Text excerpt:
We have clearly entered a prolonged season for prompting some hard thinking about humanity's future direction in space.
Thirteen months ago we had the 50th anniversary of Sputnik [note 1]. More recently there was the 50th anniversary of the establishment of NASA. Next year the 40th anniversary of the first Moon landing will certainly attract much attention. In just two years time, 2 Nov. 2010 should see ten full years of continuous occupation of the ISS, the first space station to achieve this (the record for continuous occupation set on Mir was 9 years 354 days). And on 12 April 2011 we will have completed 50 orbits of the Sun since Yuri Gagarin flew a single one around Earth.
Meanwhile the British Interplanetary Society has embarked on a special study (in which I am a participant) of where spaceflight could be in 2033, the centenary of the foundation of the BIS. This continues the theme of its one-day symposium last April, "Next Steps for Space Infrastructure" .
As I think about where we could or should be a quarter century and more from today, I want to contrast two paradigms of future development: Business As Usual versus the Space Industrial Revolution.
The 18th-century Industrial Revolution began in Britain, with the adoption of the factory method of production by Arkwright, the revolution in steam power introducted by Watt and Boulton, and accelerating global trade in cotton, sugar, furs, spices and other commodities. There was what economists regard as a "take-off into self-sustained growth"  -- not just simple economic expansion, but a whole variety of factors acting in concert through positive feedbacks to propel society through a quantum leap from one level of activity to a qualitatively different, vastly more active and more complex, one.
Could an analogous transformation of society happen through enterprise in space?
Clearly, a vast resource base of power and raw materials exists in space. And just as global trade and colonisation both demanded and stimulated the new technologies of steam, the telegraph, and ultimately the jet engine and the satellite, so Solar System colonisation will proceed in tandem with maturing technologies in rocket propulsion, life support, and mining, refining and manufacturing in low gravity and vacuum.
I like to think that, whereas the 18th-century Industrial Revolution was characterised by accelerating production of coal and iron, so the Space Industrial Revolution will see accelerating production of solar power and asteroidal water -- these will be its two key strategic industries.

Provided data:
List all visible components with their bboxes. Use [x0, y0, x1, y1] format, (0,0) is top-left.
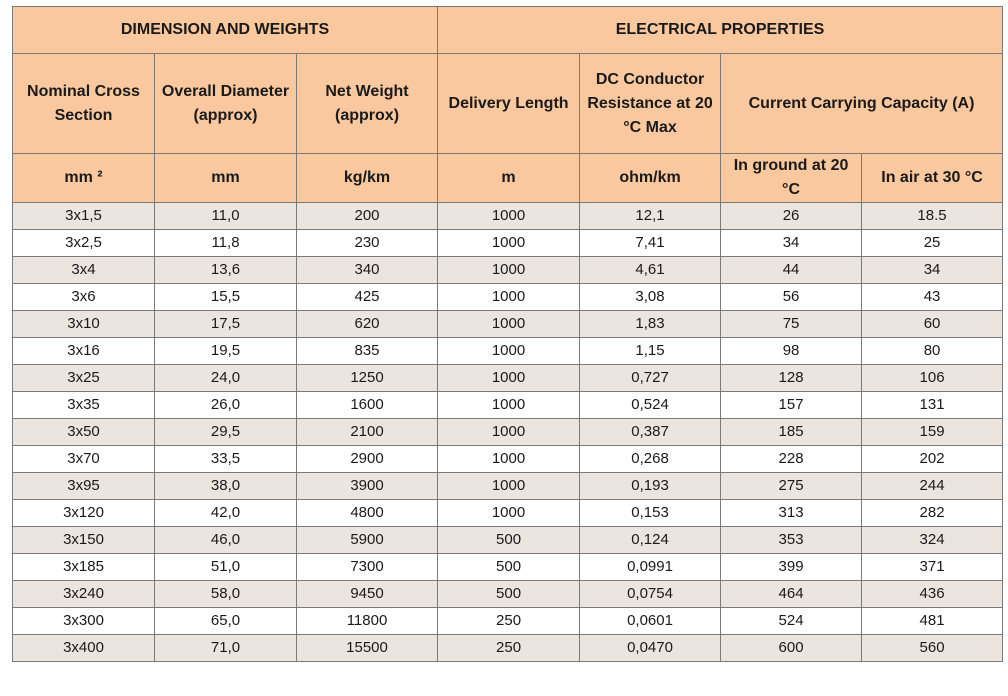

What this exercise asks:
[1] According to the text on the future of spaceflight, what record for continuous occupation was set on Mir?
[2] Repeat the text on the future of spaceflight from "Clearly, a vast" up to and including "key strategic industries.".
[3] Pick up the text on the Space Industrial Revolution after its last sentence and write on from there.

Task-by-task results:
[1] 9 years 354 days.

[2]
Clearly, a vast resource base of power and raw materials exists in space. And just as global trade and colonisation both demanded and stimulated the new technologies of steam, the telegraph, and ultimately the jet engine and the satellite, so Solar System colonisation will proceed in tandem with maturing technologies in rocket propulsion, life support, and mining, refining and manufacturing in low gravity and vacuum.
I like to think that, whereas the 18th-century Industrial Revolution was characterised by accelerating production of coal and iron, so the Space Industrial Revolution will see accelerating production of solar power and asteroidal water -- these will be its two key strategic industries.

[3]
But notice the stark difference with the Business As Usual model espoused by space agency thinking. The peak of the ambition of the Global Exploration Strategy is focused on astronaut exploration of the Moon and Mars -- i.e. on reflying Apollo. The rockets and spacecraft will be bigger, the ultimate target is further away, and the theme will be international collaboration rather than a race, but it is still fundamentally Apollo revisited.
Considering the recent surge of interest in Mars, Alan Bond believes that by 2033 there will be an attempt to get to the Red Planet, as well as a permanent base on the Moon .
Well, sorry, Alan -- it would be nice to believe this, but you see the problem is that there are so many distractions on Earth. Governments just don't think of flights to the Moon and Mars as being very important in comparison with issues like energy, climate change, terrorism or social security.
When the demand for more oil and coal runs up against fears of climate change, when a new rogue state or terror gang challenges the West, maybe this time armed with nuclear weapons, when the USA is no longer the sole superpower but merely one among a dozen great powers jockeying for advantage, or when the baby boomers retire and demand pensions and health care, then how much money will be left for the Moon and Mars?
The space agency quandary is aptly illustrated by ESA's recent announcement that ExoMars will be delayed once again -- yet this is a single robotic probe, not remotely approaching a manned exploration mission in size. NASA, too, is being squeezed off the ISS by the gap in prospect between the last Shuttle and the first Orion, and by worsening relations with a reassertive Russia. The idealistic visions are being forced to confront political and economic reality.
Under the Business As Usual pattern, we can expect more grandiose projects of exploration with no practical utility -- modelled on the science, spinoff, inspiration and prestige paradigm -- which are virtually certain to suffer loss of political support and ultimate cancellation. If we are lucky, they will be cancelled after achieving their initial goals, like Apollo or the ISS. If unlucky, they will go the way of the X-33, the Hermès spaceplane, or Buran. But either way, their ultimate impact on the development of civilisation will be minimal.
Isn't it all too plausible that around 2060 a majority of the public will believe that the first manned landings on Mars, which actually took place 30 years earlier, were nothing more than special effects and computer graphics, and that the astronauts never left Earth?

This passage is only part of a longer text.